Records about charts and figures:
________________________
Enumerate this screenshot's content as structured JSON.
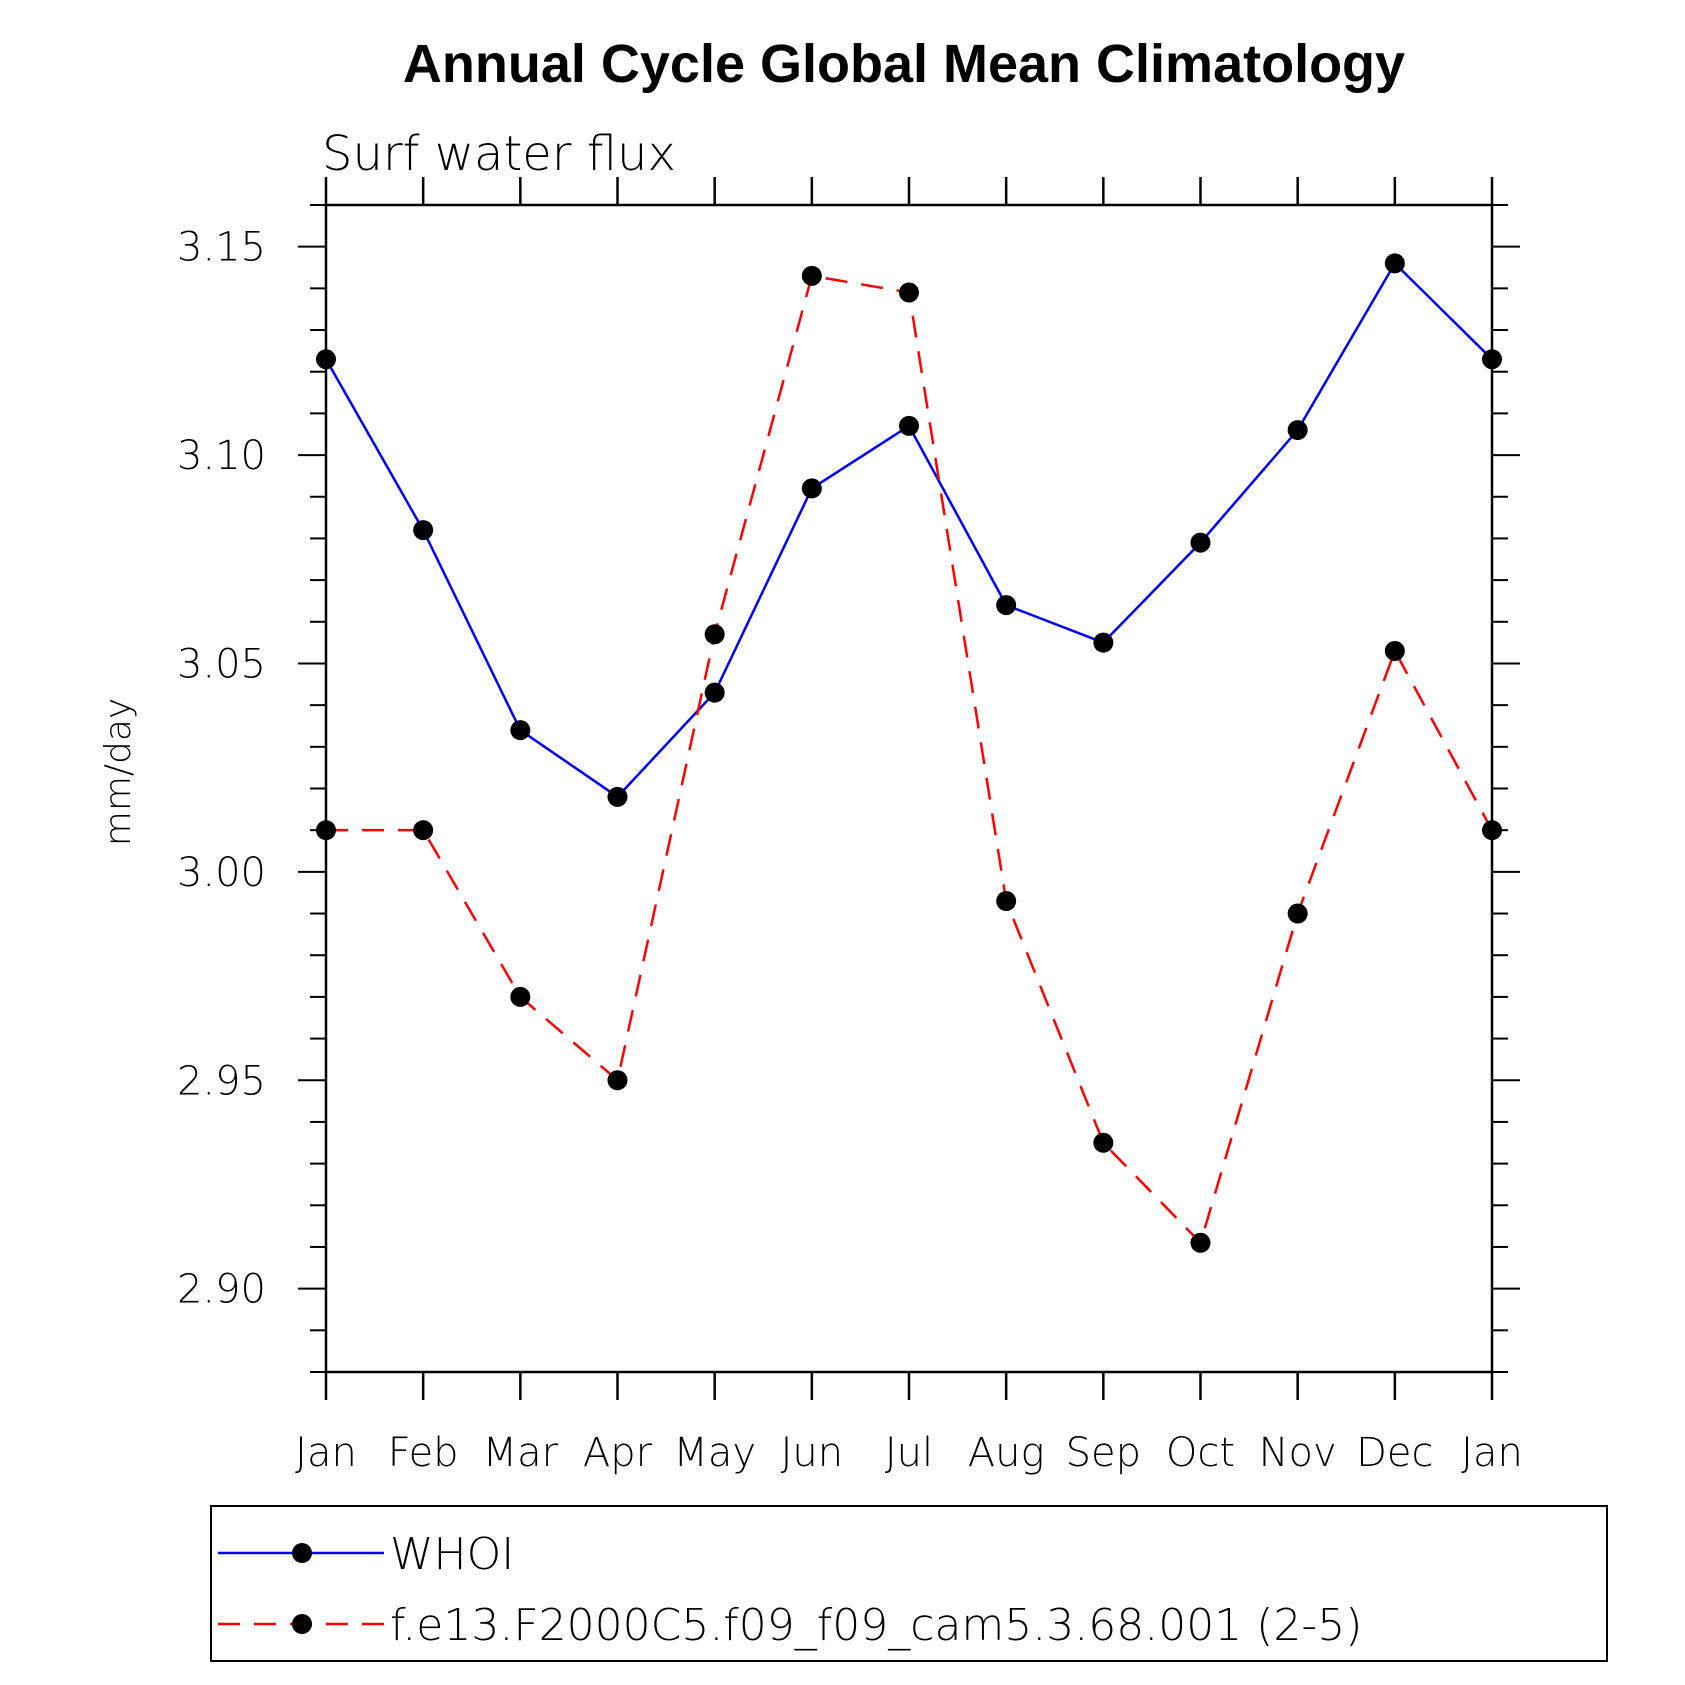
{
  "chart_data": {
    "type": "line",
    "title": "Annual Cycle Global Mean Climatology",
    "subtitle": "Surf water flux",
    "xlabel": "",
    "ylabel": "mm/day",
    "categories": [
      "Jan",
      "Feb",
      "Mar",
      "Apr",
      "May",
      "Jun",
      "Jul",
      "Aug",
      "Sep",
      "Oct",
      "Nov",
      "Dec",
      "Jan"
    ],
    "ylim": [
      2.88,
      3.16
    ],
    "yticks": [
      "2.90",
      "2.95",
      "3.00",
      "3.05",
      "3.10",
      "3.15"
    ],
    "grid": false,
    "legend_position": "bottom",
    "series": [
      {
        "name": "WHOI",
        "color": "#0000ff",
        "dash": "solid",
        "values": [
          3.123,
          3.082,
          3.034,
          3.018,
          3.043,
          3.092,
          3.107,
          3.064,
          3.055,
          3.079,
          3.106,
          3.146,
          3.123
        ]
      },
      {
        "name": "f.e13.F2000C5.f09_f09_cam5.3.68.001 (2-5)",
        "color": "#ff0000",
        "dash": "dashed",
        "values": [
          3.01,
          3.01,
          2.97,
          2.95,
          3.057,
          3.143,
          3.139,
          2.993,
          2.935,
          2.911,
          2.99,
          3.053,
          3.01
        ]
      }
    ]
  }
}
________________________
GIVEN TASK: Pictures excluded, quote all the data above exactly.

COMPLETED TASK:
Enumerate this screenshot's content as structured JSON.
{
  "chart_data": {
    "type": "line",
    "title": "Annual Cycle Global Mean Climatology",
    "subtitle": "Surf water flux",
    "xlabel": "",
    "ylabel": "mm/day",
    "categories": [
      "Jan",
      "Feb",
      "Mar",
      "Apr",
      "May",
      "Jun",
      "Jul",
      "Aug",
      "Sep",
      "Oct",
      "Nov",
      "Dec",
      "Jan"
    ],
    "ylim": [
      2.88,
      3.16
    ],
    "yticks": [
      "2.90",
      "2.95",
      "3.00",
      "3.05",
      "3.10",
      "3.15"
    ],
    "grid": false,
    "legend_position": "bottom",
    "series": [
      {
        "name": "WHOI",
        "color": "#0000ff",
        "dash": "solid",
        "values": [
          3.123,
          3.082,
          3.034,
          3.018,
          3.043,
          3.092,
          3.107,
          3.064,
          3.055,
          3.079,
          3.106,
          3.146,
          3.123
        ]
      },
      {
        "name": "f.e13.F2000C5.f09_f09_cam5.3.68.001 (2-5)",
        "color": "#ff0000",
        "dash": "dashed",
        "values": [
          3.01,
          3.01,
          2.97,
          2.95,
          3.057,
          3.143,
          3.139,
          2.993,
          2.935,
          2.911,
          2.99,
          3.053,
          3.01
        ]
      }
    ]
  }
}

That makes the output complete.